[Dataset rows]
__________________________________________________
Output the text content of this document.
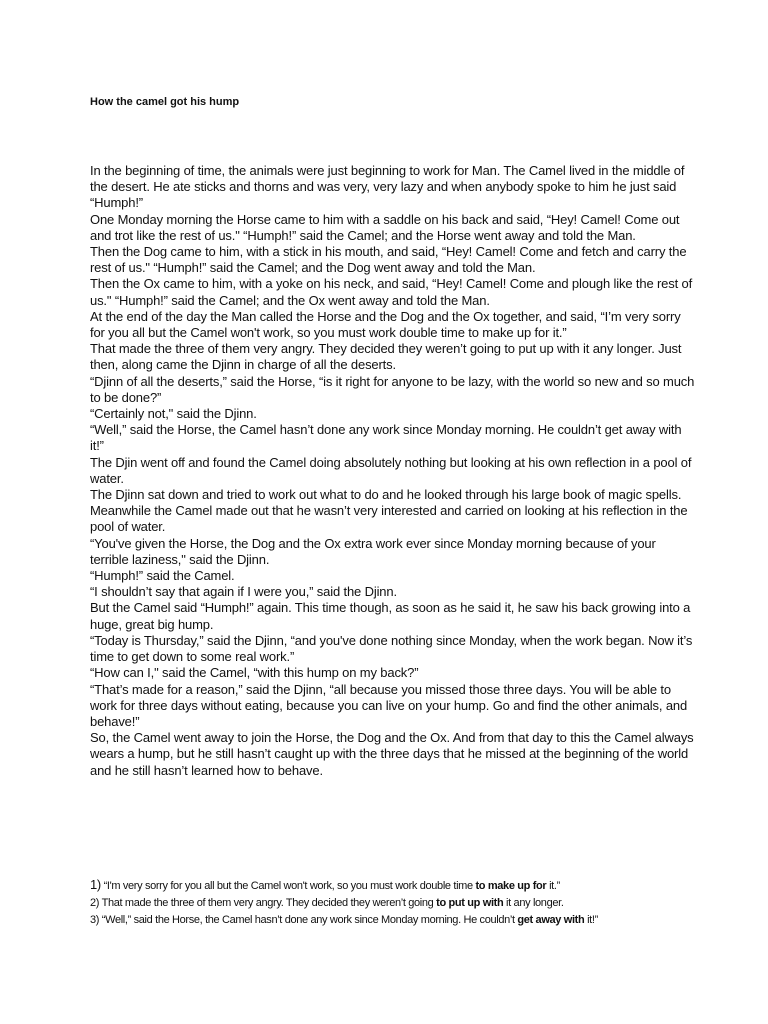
How the camel got his hump

In the beginning of time, the animals were just beginning to work for Man. The Camel lived in the middle of the desert. He ate sticks and thorns and was very, very lazy and when anybody spoke to him he just said “Humph!”

One Monday morning the Horse came to him with a saddle on his back and said, “Hey! Camel! Come out and trot like the rest of us." “Humph!” said the Camel; and the Horse went away and told the Man.

Then the Dog came to him, with a stick in his mouth, and said, “Hey! Camel! Come and fetch and carry the rest of us." “Humph!” said the Camel; and the Dog went away and told the Man.

Then the Ox came to him, with a yoke on his neck, and said, “Hey! Camel! Come and plough like the rest of us." “Humph!” said the Camel; and the Ox went away and told the Man.

At the end of the day the Man called the Horse and the Dog and the Ox together, and said, “I’m very sorry for you all but the Camel won't work, so you must work double time to make up for it.”

That made the three of them very angry. They decided they weren’t going to put up with it any longer. Just then, along came the Djinn in charge of all the deserts.

“Djinn of all the deserts,” said the Horse, “is it right for anyone to be lazy, with the world so new and so much to be done?”

“Certainly not," said the Djinn.

“Well,” said the Horse, the Camel hasn’t done any work since Monday morning. He couldn’t get away with it!”

The Djin went off and found the Camel doing absolutely nothing but looking at his own reflection in a pool of water.

The Djinn sat down and tried to work out what to do and he looked through his large book of magic spells. Meanwhile the Camel made out that he wasn’t very interested and carried on looking at his reflection in the pool of water.

“You've given the Horse, the Dog and the Ox extra work ever since Monday morning because of your terrible laziness," said the Djinn.

“Humph!” said the Camel.

“I shouldn’t say that again if I were you,” said the Djinn.

But the Camel said “Humph!” again. This time though, as soon as he said it, he saw his back growing into a huge, great big hump.

“Today is Thursday,” said the Djinn, “and you've done nothing since Monday, when the work began. Now it’s time to get down to some real work.”

“How can I," said the Camel, “with this hump on my back?”

“That’s made for a reason,” said the Djinn, “all because you missed those three days. You will be able to work for three days without eating, because you can live on your hump. Go and find the other animals, and behave!”

So, the Camel went away to join the Horse, the Dog and the Ox. And from that day to this the Camel always wears a hump, but he still hasn’t caught up with the three days that he missed at the beginning of the world and he still hasn’t learned how to behave.

1) “I'm very sorry for you all but the Camel won't work, so you must work double time to make up for it.”

2) That made the three of them very angry. They decided they weren’t going to put up with it any longer.

3) “Well,” said the Horse, the Camel hasn’t done any work since Monday morning. He couldn’t get away with it!”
__________________________________________________
[Problem to work on] Quote every record above exactly, leaving out the pictures.

[Reply to the exercise]
Output the text content of this document.
How the camel got his hump

In the beginning of time, the animals were just beginning to work for Man. The Camel lived in the middle of the desert. He ate sticks and thorns and was very, very lazy and when anybody spoke to him he just said “Humph!”

One Monday morning the Horse came to him with a saddle on his back and said, “Hey! Camel! Come out and trot like the rest of us." “Humph!” said the Camel; and the Horse went away and told the Man.

Then the Dog came to him, with a stick in his mouth, and said, “Hey! Camel! Come and fetch and carry the rest of us." “Humph!” said the Camel; and the Dog went away and told the Man.

Then the Ox came to him, with a yoke on his neck, and said, “Hey! Camel! Come and plough like the rest of us." “Humph!” said the Camel; and the Ox went away and told the Man.

At the end of the day the Man called the Horse and the Dog and the Ox together, and said, “I’m very sorry for you all but the Camel won't work, so you must work double time to make up for it.”

That made the three of them very angry. They decided they weren’t going to put up with it any longer. Just then, along came the Djinn in charge of all the deserts.

“Djinn of all the deserts,” said the Horse, “is it right for anyone to be lazy, with the world so new and so much to be done?”

“Certainly not," said the Djinn.

“Well,” said the Horse, the Camel hasn’t done any work since Monday morning. He couldn’t get away with it!”

The Djin went off and found the Camel doing absolutely nothing but looking at his own reflection in a pool of water.

The Djinn sat down and tried to work out what to do and he looked through his large book of magic spells. Meanwhile the Camel made out that he wasn’t very interested and carried on looking at his reflection in the pool of water.

“You've given the Horse, the Dog and the Ox extra work ever since Monday morning because of your terrible laziness," said the Djinn.

“Humph!” said the Camel.

“I shouldn’t say that again if I were you,” said the Djinn.

But the Camel said “Humph!” again. This time though, as soon as he said it, he saw his back growing into a huge, great big hump.

“Today is Thursday,” said the Djinn, “and you've done nothing since Monday, when the work began. Now it’s time to get down to some real work.”

“How can I," said the Camel, “with this hump on my back?”

“That’s made for a reason,” said the Djinn, “all because you missed those three days. You will be able to work for three days without eating, because you can live on your hump. Go and find the other animals, and behave!”

So, the Camel went away to join the Horse, the Dog and the Ox. And from that day to this the Camel always wears a hump, but he still hasn’t caught up with the three days that he missed at the beginning of the world and he still hasn’t learned how to behave.

1) “I'm very sorry for you all but the Camel won't work, so you must work double time to make up for it.”

2) That made the three of them very angry. They decided they weren’t going to put up with it any longer.

3) “Well,” said the Horse, the Camel hasn’t done any work since Monday morning. He couldn’t get away with it!”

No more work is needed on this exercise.